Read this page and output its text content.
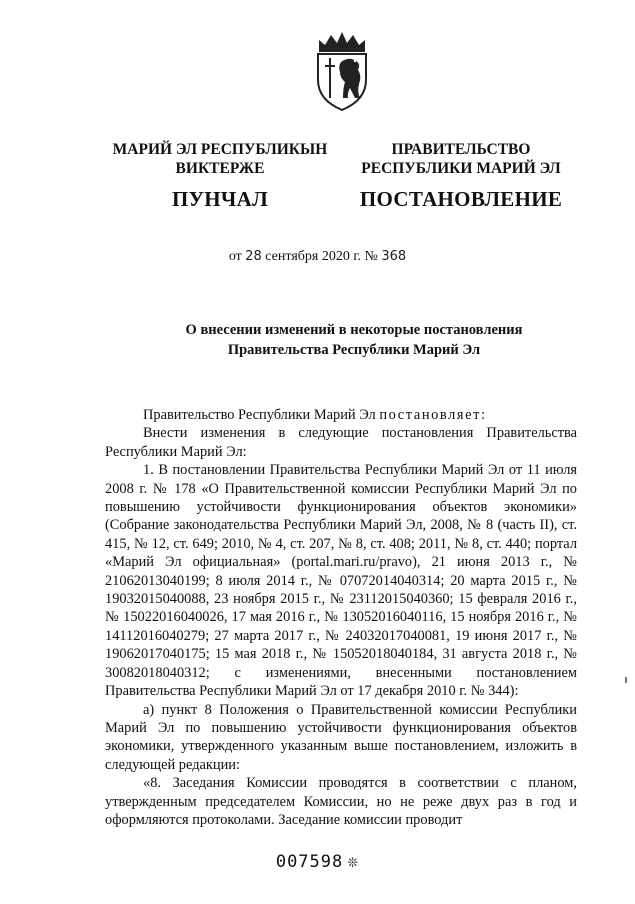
МАРИЙ ЭЛ РЕСПУБЛИКЫН
ВИКТЕРЖЕ
ПУНЧАЛ
ПРАВИТЕЛЬСТВО
РЕСПУБЛИКИ МАРИЙ ЭЛ
ПОСТАНОВЛЕНИЕ
от 28 сентября 2020 г. № 368
О внесении изменений в некоторые постановления
Правительства Республики Марий Эл

Правительство Республики Марий Эл постановляет:

Внести изменения в следующие постановления Правительства Республики Марий Эл:

1. В постановлении Правительства Республики Марий Эл от 11 июля 2008 г. № 178 «О Правительственной комиссии Республики Марий Эл по повышению устойчивости функционирования объектов экономики» (Собрание законодательства Республики Марий Эл, 2008, № 8 (часть II), ст. 415, № 12, ст. 649; 2010, № 4, ст. 207, № 8, ст. 408; 2011, № 8, ст. 440; портал «Марий Эл официальная» (portal.mari.ru/pravo), 21 июня 2013 г., № 21062013040199; 8 июля 2014 г., № 07072014040314; 20 марта 2015 г., № 19032015040088, 23 ноября 2015 г., № 23112015040360; 15 февраля 2016 г., № 15022016040026, 17 мая 2016 г., № 13052016040116, 15 ноября 2016 г., № 14112016040279; 27 марта 2017 г., № 24032017040081, 19 июня 2017 г., № 19062017040175; 15 мая 2018 г., № 15052018040184, 31 августа 2018 г., № 30082018040312; с изменениями, внесенными постановлением Правительства Республики Марий Эл от 17 декабря 2010 г. № 344):

а) пункт 8 Положения о Правительственной комиссии Республики Марий Эл по повышению устойчивости функционирования объектов экономики, утвержденного указанным выше постановлением, изложить в следующей редакции:

«8. Заседания Комиссии проводятся в соответствии с планом, утвержденным председателем Комиссии, но не реже двух раз в год и оформляются протоколами. Заседание комиссии проводит

007598 ❊
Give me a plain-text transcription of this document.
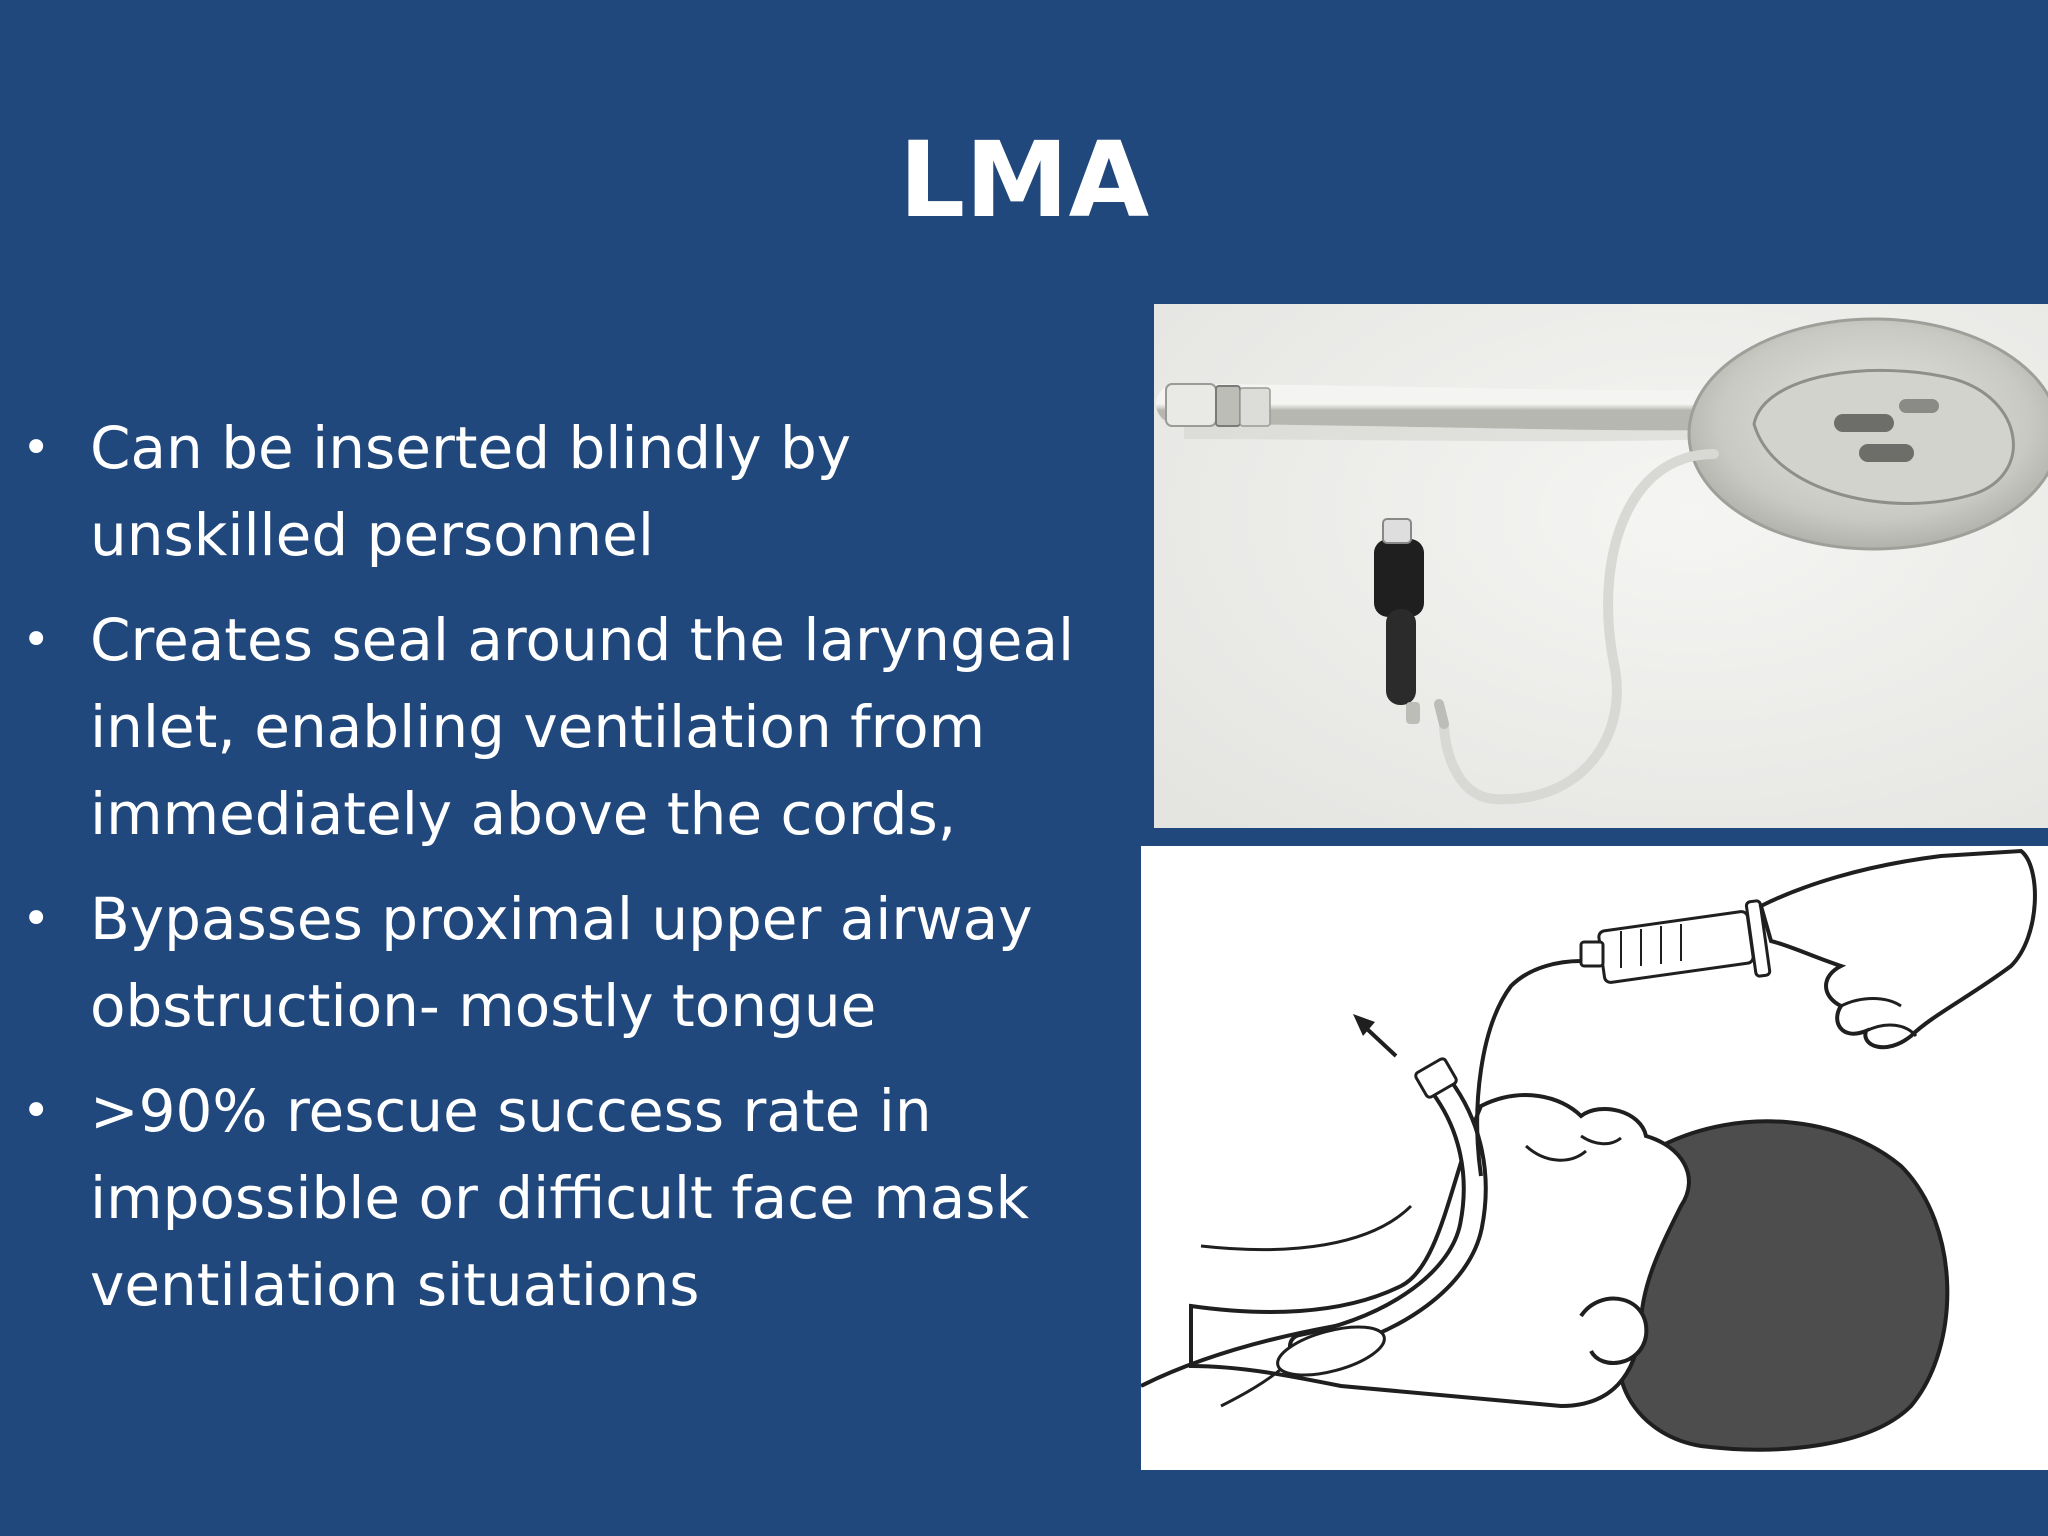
LMA
• Can be inserted blindly by
unskilled personnel
• Creates seal around the laryngeal
inlet, enabling ventilation from
immediately above the cords,
• Bypasses proximal upper airway
obstruction- mostly tongue
• >90% rescue success rate in
impossible or difficult face mask
ventilation situations
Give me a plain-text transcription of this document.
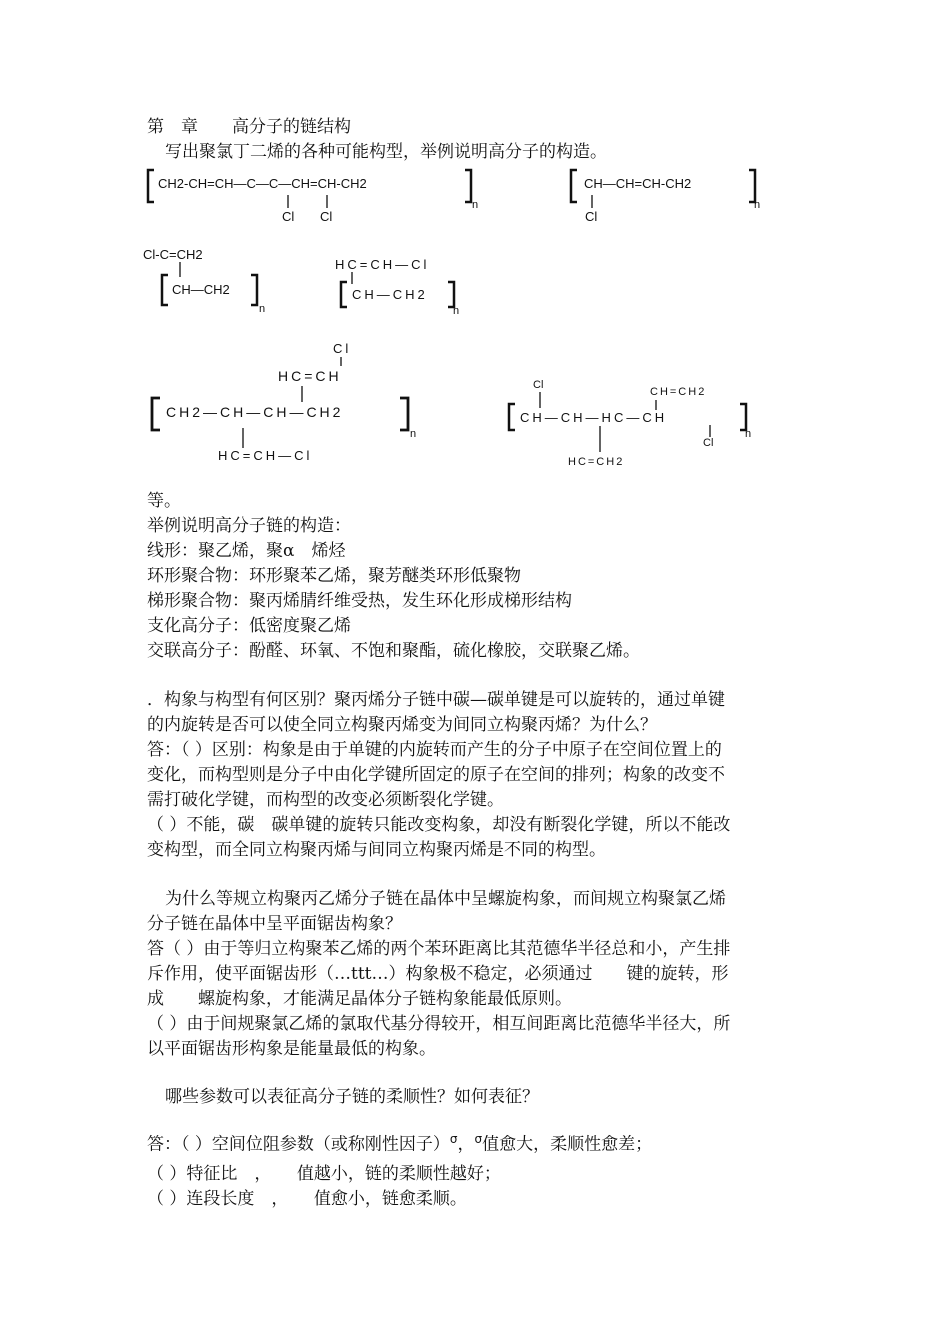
第　章　　高分子的链结构
写出聚氯丁二烯的各种可能构型，举例说明高分子的构造。
CH2-CH=CH—C—C—CH=CH-CH2
Cl Cl
n
CH—CH=CH-CH2
Cl
n
Cl-C=CH2
CH—CH2
n
HC=CH—Cl
CH—CH2
n
Cl
HC=CH
CH2—CH—CH—CH2
n
HC=CH—Cl
Cl
CH=CH2
CH—CH—HC—CH
Cl
n
HC=CH2
等。
举例说明高分子链的构造：
线形：聚乙烯，聚α　烯烃
环形聚合物：环形聚苯乙烯，聚芳醚类环形低聚物
梯形聚合物：聚丙烯腈纤维受热，发生环化形成梯形结构
支化高分子：低密度聚乙烯
交联高分子：酚醛、环氧、不饱和聚酯，硫化橡胶，交联聚乙烯。
．构象与构型有何区别？聚丙烯分子链中碳—碳单键是可以旋转的，通过单键
的内旋转是否可以使全同立构聚丙烯变为间同立构聚丙烯？为什么？
答：（ ）区别：构象是由于单键的内旋转而产生的分子中原子在空间位置上的
变化，而构型则是分子中由化学键所固定的原子在空间的排列；构象的改变不
需打破化学键，而构型的改变必须断裂化学键。
（ ）不能，碳　碳单键的旋转只能改变构象，却没有断裂化学键，所以不能改
变构型，而全同立构聚丙烯与间同立构聚丙烯是不同的构型。
为什么等规立构聚丙乙烯分子链在晶体中呈螺旋构象，而间规立构聚氯乙烯
分子链在晶体中呈平面锯齿构象？
答（ ）由于等归立构聚苯乙烯的两个苯环距离比其范德华半径总和小，产生排
斥作用，使平面锯齿形（…ttt…）构象极不稳定，必须通过　　键的旋转，形
成　　螺旋构象，才能满足晶体分子链构象能最低原则。
（ ）由于间规聚氯乙烯的氯取代基分得较开，相互间距离比范德华半径大，所
以平面锯齿形构象是能量最低的构象。
哪些参数可以表征高分子链的柔顺性？如何表征？
答：（ ）空间位阻参数（或称刚性因子）$^\sigma$，$^\sigma$值愈大，柔顺性愈差；
（ ）特征比　，　　值越小，链的柔顺性越好；
（ ）连段长度　，　　值愈小，链愈柔顺。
##############################
* [WHAT YOU ARE ASKED TO DO]:
Pull out each line containing the word "ventilation" and copy it.

* [OUTPUT OF THE EXERCISE]:
inlet, enabling ventilation from
ventilation situations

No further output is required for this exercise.